— Start —

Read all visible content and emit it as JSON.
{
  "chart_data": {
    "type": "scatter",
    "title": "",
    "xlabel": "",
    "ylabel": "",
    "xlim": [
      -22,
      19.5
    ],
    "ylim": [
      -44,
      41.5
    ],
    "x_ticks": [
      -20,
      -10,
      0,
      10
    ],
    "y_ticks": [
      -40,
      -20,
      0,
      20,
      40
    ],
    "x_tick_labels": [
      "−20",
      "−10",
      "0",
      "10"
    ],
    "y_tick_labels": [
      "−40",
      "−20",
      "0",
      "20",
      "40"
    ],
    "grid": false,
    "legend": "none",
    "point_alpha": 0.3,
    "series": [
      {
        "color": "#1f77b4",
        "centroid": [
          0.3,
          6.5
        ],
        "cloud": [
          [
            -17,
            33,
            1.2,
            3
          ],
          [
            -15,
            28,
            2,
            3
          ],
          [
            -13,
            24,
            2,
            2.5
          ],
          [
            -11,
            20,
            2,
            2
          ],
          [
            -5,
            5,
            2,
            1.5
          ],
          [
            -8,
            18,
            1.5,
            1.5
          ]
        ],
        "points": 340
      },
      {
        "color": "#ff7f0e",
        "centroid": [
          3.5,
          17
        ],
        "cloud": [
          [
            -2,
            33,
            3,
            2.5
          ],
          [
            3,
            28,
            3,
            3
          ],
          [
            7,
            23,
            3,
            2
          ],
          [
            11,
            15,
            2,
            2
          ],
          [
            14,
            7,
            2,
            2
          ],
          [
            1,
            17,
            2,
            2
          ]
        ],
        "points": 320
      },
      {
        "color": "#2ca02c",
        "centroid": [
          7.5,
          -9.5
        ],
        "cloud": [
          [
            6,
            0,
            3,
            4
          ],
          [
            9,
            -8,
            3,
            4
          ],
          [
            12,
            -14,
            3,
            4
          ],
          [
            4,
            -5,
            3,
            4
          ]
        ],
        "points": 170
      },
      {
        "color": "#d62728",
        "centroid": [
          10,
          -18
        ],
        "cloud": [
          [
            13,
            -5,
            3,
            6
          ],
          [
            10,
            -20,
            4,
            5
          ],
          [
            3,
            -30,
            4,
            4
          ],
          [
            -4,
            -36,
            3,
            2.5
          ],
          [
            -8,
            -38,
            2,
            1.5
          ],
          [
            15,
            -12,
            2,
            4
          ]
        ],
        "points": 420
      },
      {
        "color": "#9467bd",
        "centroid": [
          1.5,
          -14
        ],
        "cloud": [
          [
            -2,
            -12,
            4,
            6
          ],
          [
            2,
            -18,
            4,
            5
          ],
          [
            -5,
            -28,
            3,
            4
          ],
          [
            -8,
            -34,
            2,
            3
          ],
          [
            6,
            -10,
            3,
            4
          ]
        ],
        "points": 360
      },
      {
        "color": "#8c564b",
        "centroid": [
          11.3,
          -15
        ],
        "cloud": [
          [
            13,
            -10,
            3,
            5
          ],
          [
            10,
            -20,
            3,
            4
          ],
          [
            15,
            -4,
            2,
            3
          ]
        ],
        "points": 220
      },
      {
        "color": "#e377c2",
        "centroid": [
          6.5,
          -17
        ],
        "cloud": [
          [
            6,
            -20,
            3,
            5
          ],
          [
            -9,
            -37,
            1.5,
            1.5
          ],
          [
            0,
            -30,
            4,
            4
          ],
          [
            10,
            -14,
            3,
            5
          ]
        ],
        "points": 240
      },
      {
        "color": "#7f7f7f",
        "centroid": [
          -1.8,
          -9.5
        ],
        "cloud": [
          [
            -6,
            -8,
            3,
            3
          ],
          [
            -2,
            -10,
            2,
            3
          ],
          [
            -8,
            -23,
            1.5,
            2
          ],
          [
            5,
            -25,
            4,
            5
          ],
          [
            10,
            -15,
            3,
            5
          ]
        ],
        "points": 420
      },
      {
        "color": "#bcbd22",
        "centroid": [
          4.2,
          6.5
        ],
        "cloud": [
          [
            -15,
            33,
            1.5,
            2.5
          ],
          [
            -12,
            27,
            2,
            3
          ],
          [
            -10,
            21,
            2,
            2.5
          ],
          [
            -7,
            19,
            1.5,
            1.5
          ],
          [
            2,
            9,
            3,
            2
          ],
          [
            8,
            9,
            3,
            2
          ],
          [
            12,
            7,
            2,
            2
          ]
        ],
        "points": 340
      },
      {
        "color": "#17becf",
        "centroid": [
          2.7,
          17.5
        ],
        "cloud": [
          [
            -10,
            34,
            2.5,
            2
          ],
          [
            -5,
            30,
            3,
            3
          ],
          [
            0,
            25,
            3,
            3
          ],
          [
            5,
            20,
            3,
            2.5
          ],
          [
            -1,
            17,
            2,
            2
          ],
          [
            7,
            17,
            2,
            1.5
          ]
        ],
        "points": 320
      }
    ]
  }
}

— End —

**OBJECTIVE**
Reply with the number of lines in the data that include the string "points" and nothing else.

**RESULT FOR THIS TASK**
10